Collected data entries

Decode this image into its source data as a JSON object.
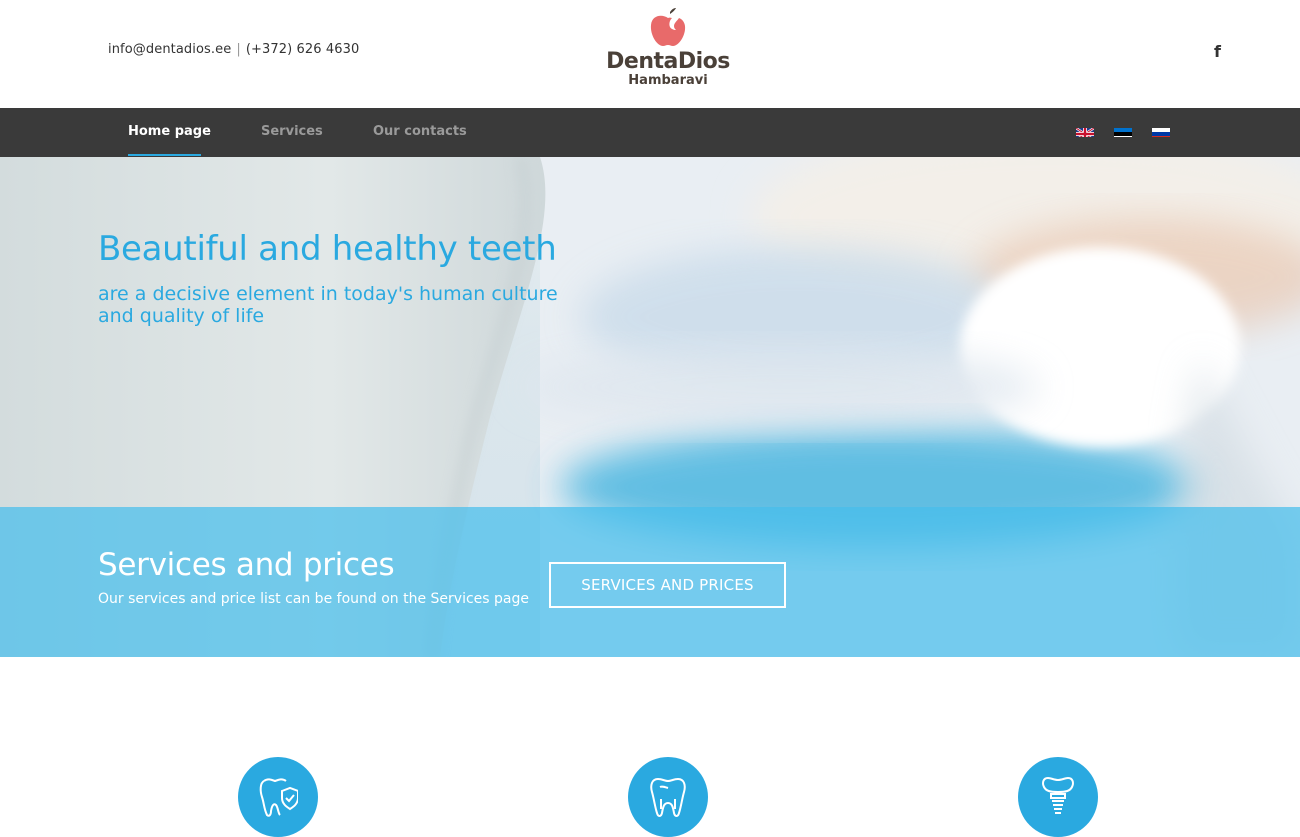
{
  "header": {
    "email": "info@dentadios.ee",
    "separator": "|",
    "phone": "(+372) 626 4630",
    "logo": {
      "brand": "DentaDios",
      "tagline": "Hambaravi",
      "apple_color": "#e86a6a",
      "text_color": "#4a4038"
    },
    "social_icon": "facebook-icon",
    "social_glyph": "f"
  },
  "nav": {
    "items": [
      {
        "label": "Home page",
        "active": true
      },
      {
        "label": "Services",
        "active": false
      },
      {
        "label": "Our contacts",
        "active": false
      }
    ],
    "languages": [
      "en",
      "et",
      "ru"
    ],
    "background": "#3a3a3a",
    "accent": "#2aa9e0"
  },
  "hero": {
    "title": "Beautiful and healthy teeth",
    "subtitle": "are a decisive element in today's human culture and quality of life",
    "title_color": "#2aa9e0"
  },
  "services_band": {
    "title": "Services and prices",
    "subtitle": "Our services and price list can be found on the Services page",
    "button_label": "SERVICES AND PRICES",
    "background": "#46beeb"
  },
  "features": {
    "icons": [
      "tooth-shield-icon",
      "tooth-icon",
      "dental-implant-icon"
    ],
    "color": "#2aa9e0"
  }
}
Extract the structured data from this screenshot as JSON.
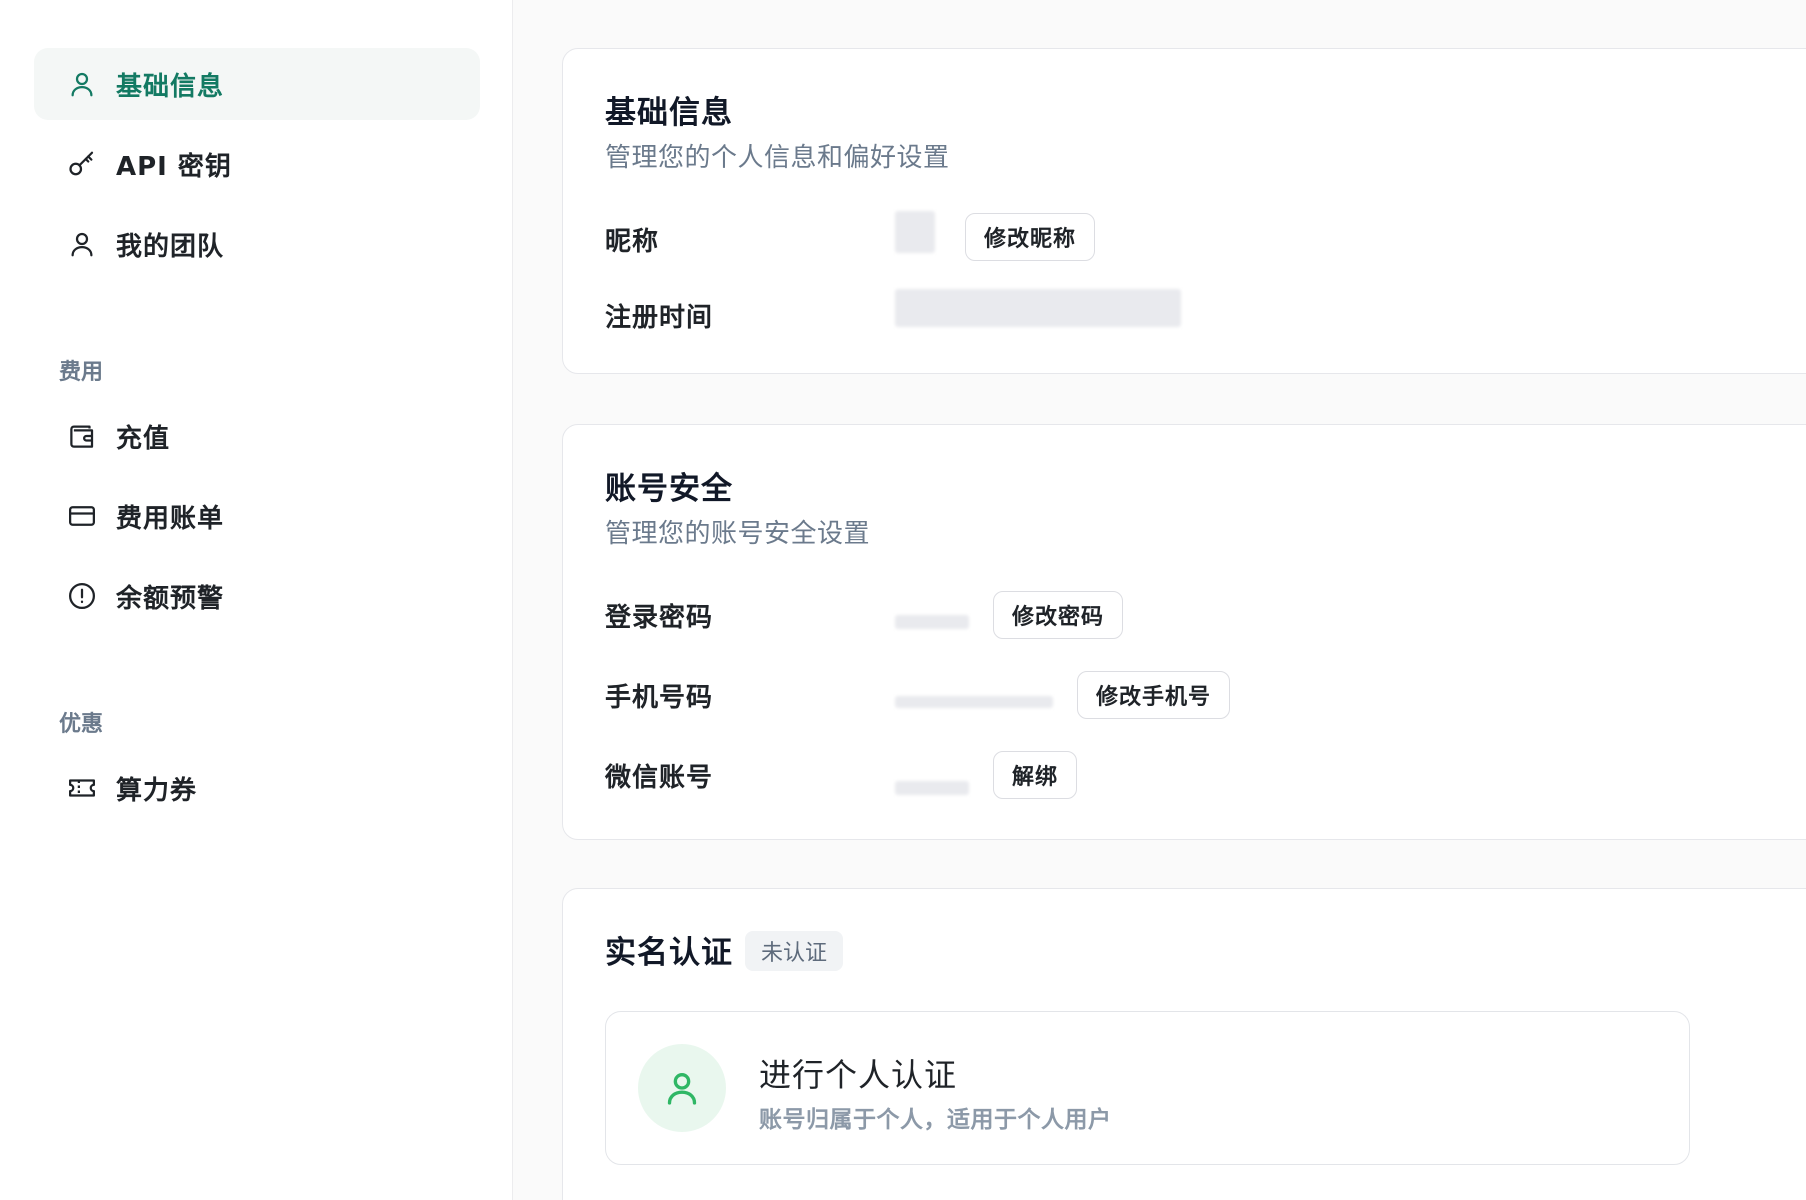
{
  "sidebar": {
    "items_top": [
      {
        "label": "基础信息",
        "icon": "user-icon",
        "active": true
      },
      {
        "label": "API 密钥",
        "icon": "key-icon",
        "active": false
      },
      {
        "label": "我的团队",
        "icon": "user-icon",
        "active": false
      }
    ],
    "section_fees": {
      "label": "费用",
      "items": [
        {
          "label": "充值",
          "icon": "wallet-icon"
        },
        {
          "label": "费用账单",
          "icon": "credit-card-icon"
        },
        {
          "label": "余额预警",
          "icon": "alert-circle-icon"
        }
      ]
    },
    "section_promo": {
      "label": "优惠",
      "items": [
        {
          "label": "算力券",
          "icon": "ticket-icon"
        }
      ]
    }
  },
  "basic_info": {
    "title": "基础信息",
    "subtitle": "管理您的个人信息和偏好设置",
    "nickname_label": "昵称",
    "nickname_button": "修改昵称",
    "register_time_label": "注册时间"
  },
  "account_security": {
    "title": "账号安全",
    "subtitle": "管理您的账号安全设置",
    "password_label": "登录密码",
    "password_button": "修改密码",
    "phone_label": "手机号码",
    "phone_button": "修改手机号",
    "wechat_label": "微信账号",
    "wechat_button": "解绑"
  },
  "real_name": {
    "title": "实名认证",
    "status_badge": "未认证",
    "personal": {
      "title": "进行个人认证",
      "subtitle": "账号归属于个人，适用于个人用户"
    }
  },
  "colors": {
    "accent": "#137a63",
    "accent_bg": "#f4f7f6",
    "muted": "#6b7a8c",
    "success_icon": "#2fb765"
  }
}
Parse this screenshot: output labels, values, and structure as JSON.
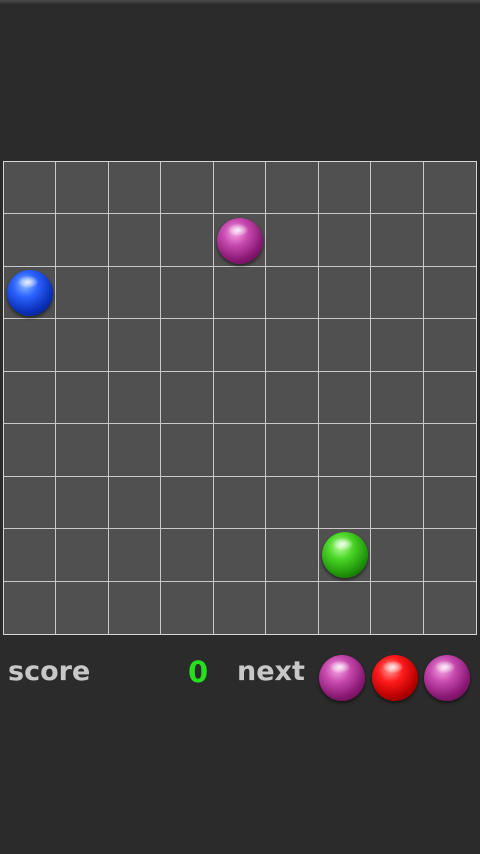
{
  "board": {
    "rows": 9,
    "cols": 9,
    "balls": [
      {
        "row": 1,
        "col": 4,
        "color": "magenta"
      },
      {
        "row": 2,
        "col": 0,
        "color": "blue"
      },
      {
        "row": 7,
        "col": 6,
        "color": "green"
      }
    ]
  },
  "score": {
    "label": "score",
    "value": "0"
  },
  "next": {
    "label": "next",
    "balls": [
      "magenta",
      "red",
      "magenta"
    ]
  },
  "colors": {
    "background": "#2b2b2b",
    "cell": "#505050",
    "grid_line": "#c9c9c9",
    "score_value": "#25e01c",
    "label_text": "#c8c8c8"
  }
}
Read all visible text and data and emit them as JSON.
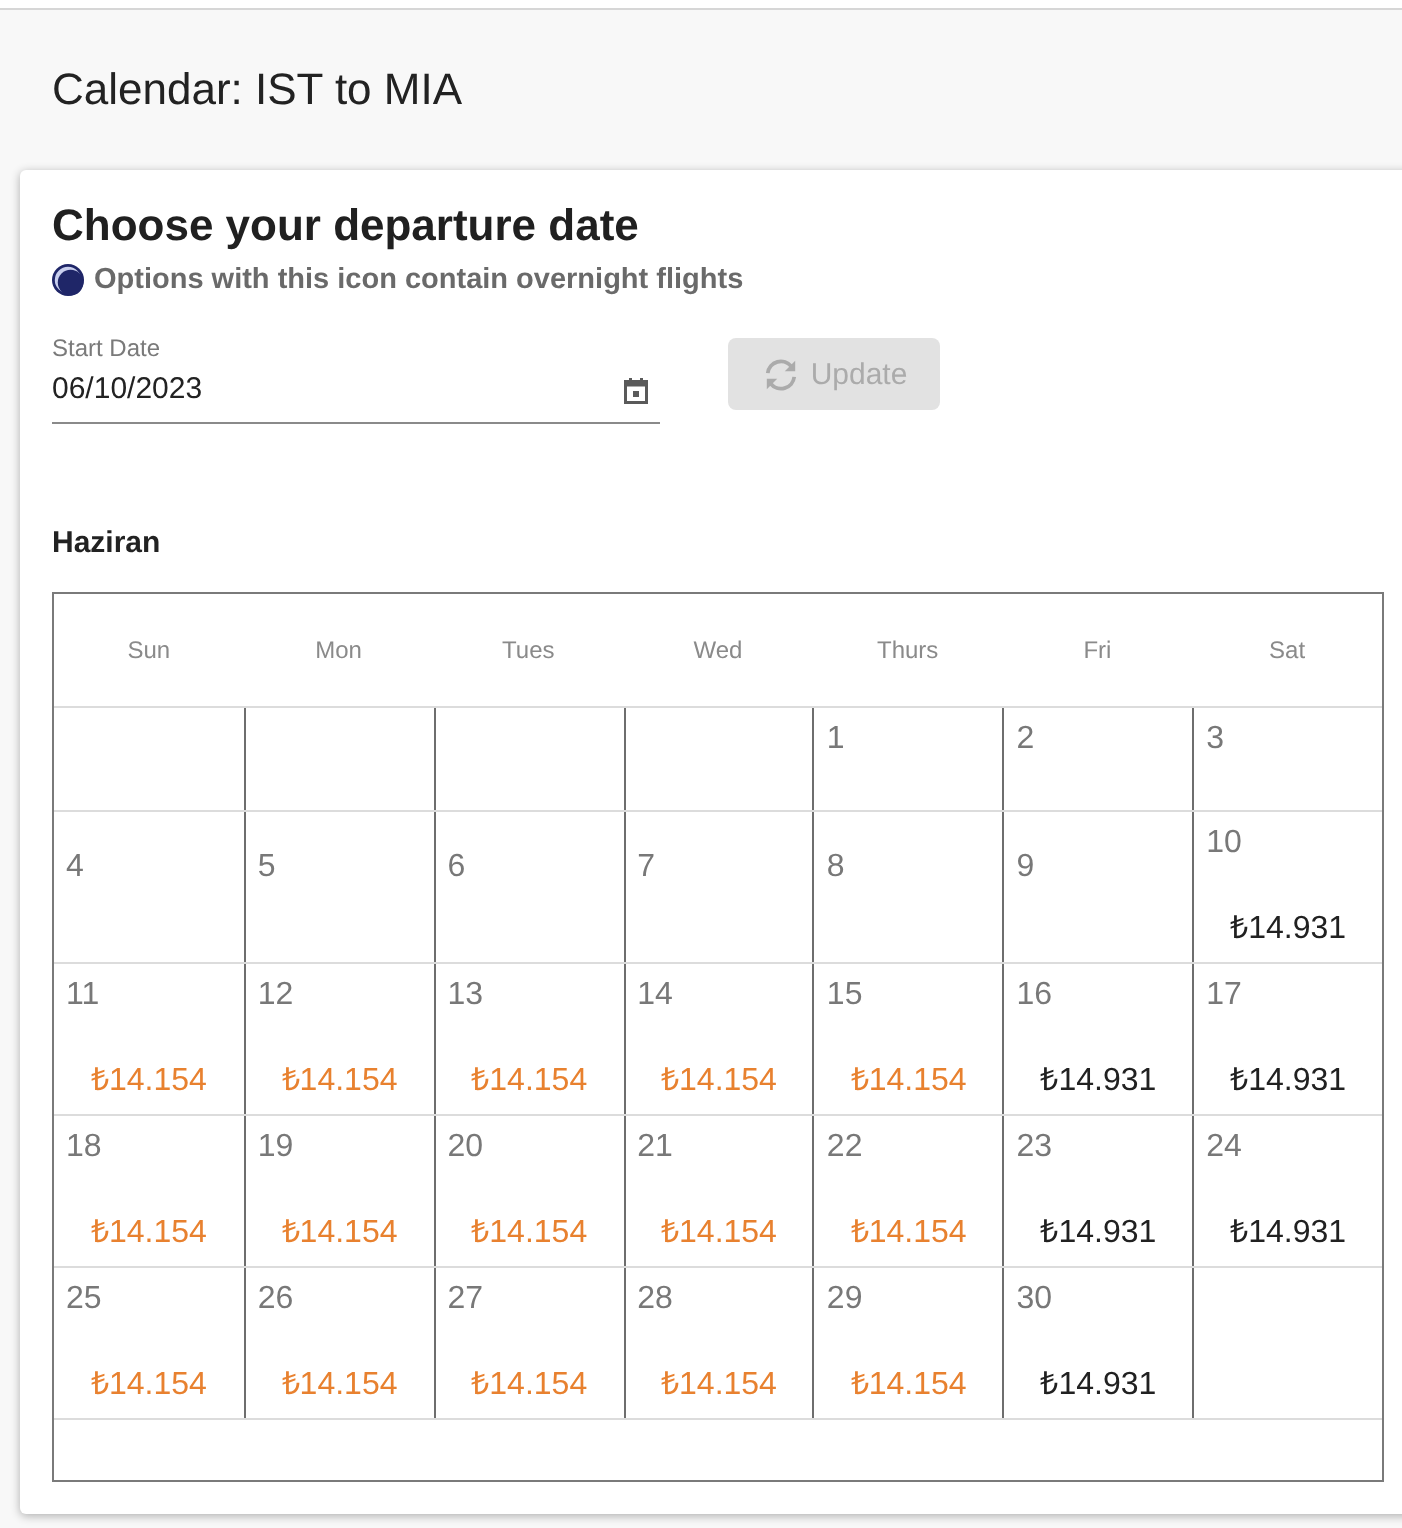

[Do this]: Repeat the data exactly in full, omitting its pictures.

[Reply]:
Decode this image into its source data as a JSON object.
{
  "header": {
    "email": "info@dentadios.ee",
    "separator": "|",
    "phone": "(+372) 626 4630",
    "logo": {
      "brand": "DentaDios",
      "tagline": "Hambaravi",
      "apple_color": "#e86a6a",
      "text_color": "#4a4038"
    },
    "social_icon": "facebook-icon",
    "social_glyph": "f"
  },
  "nav": {
    "items": [
      {
        "label": "Home page",
        "active": true
      },
      {
        "label": "Services",
        "active": false
      },
      {
        "label": "Our contacts",
        "active": false
      }
    ],
    "languages": [
      "en",
      "et",
      "ru"
    ],
    "background": "#3a3a3a",
    "accent": "#2aa9e0"
  },
  "hero": {
    "title": "Beautiful and healthy teeth",
    "subtitle": "are a decisive element in today's human culture and quality of life",
    "title_color": "#2aa9e0"
  },
  "services_band": {
    "title": "Services and prices",
    "subtitle": "Our services and price list can be found on the Services page",
    "button_label": "SERVICES AND PRICES",
    "background": "#46beeb"
  },
  "features": {
    "icons": [
      "tooth-shield-icon",
      "tooth-icon",
      "dental-implant-icon"
    ],
    "color": "#2aa9e0"
  }
}
Extract the structured data from this screenshot as JSON.
{
  "sidebar": {
    "items_top": [
      {
        "label": "基础信息",
        "icon": "user-icon",
        "active": true
      },
      {
        "label": "API 密钥",
        "icon": "key-icon",
        "active": false
      },
      {
        "label": "我的团队",
        "icon": "user-icon",
        "active": false
      }
    ],
    "section_fees": {
      "label": "费用",
      "items": [
        {
          "label": "充值",
          "icon": "wallet-icon"
        },
        {
          "label": "费用账单",
          "icon": "credit-card-icon"
        },
        {
          "label": "余额预警",
          "icon": "alert-circle-icon"
        }
      ]
    },
    "section_promo": {
      "label": "优惠",
      "items": [
        {
          "label": "算力券",
          "icon": "ticket-icon"
        }
      ]
    }
  },
  "basic_info": {
    "title": "基础信息",
    "subtitle": "管理您的个人信息和偏好设置",
    "nickname_label": "昵称",
    "nickname_button": "修改昵称",
    "register_time_label": "注册时间"
  },
  "account_security": {
    "title": "账号安全",
    "subtitle": "管理您的账号安全设置",
    "password_label": "登录密码",
    "password_button": "修改密码",
    "phone_label": "手机号码",
    "phone_button": "修改手机号",
    "wechat_label": "微信账号",
    "wechat_button": "解绑"
  },
  "real_name": {
    "title": "实名认证",
    "status_badge": "未认证",
    "personal": {
      "title": "进行个人认证",
      "subtitle": "账号归属于个人，适用于个人用户"
    }
  },
  "colors": {
    "accent": "#137a63",
    "accent_bg": "#f4f7f6",
    "muted": "#6b7a8c",
    "success_icon": "#2fb765"
  }
}
Parse this screenshot: output labels, values, and structure as JSON.
{
  "board": {
    "rows": 9,
    "cols": 9,
    "balls": [
      {
        "row": 1,
        "col": 4,
        "color": "magenta"
      },
      {
        "row": 2,
        "col": 0,
        "color": "blue"
      },
      {
        "row": 7,
        "col": 6,
        "color": "green"
      }
    ]
  },
  "score": {
    "label": "score",
    "value": "0"
  },
  "next": {
    "label": "next",
    "balls": [
      "magenta",
      "red",
      "magenta"
    ]
  },
  "colors": {
    "background": "#2b2b2b",
    "cell": "#505050",
    "grid_line": "#c9c9c9",
    "score_value": "#25e01c",
    "label_text": "#c8c8c8"
  }
}
Read all visible text and data and emit them as JSON.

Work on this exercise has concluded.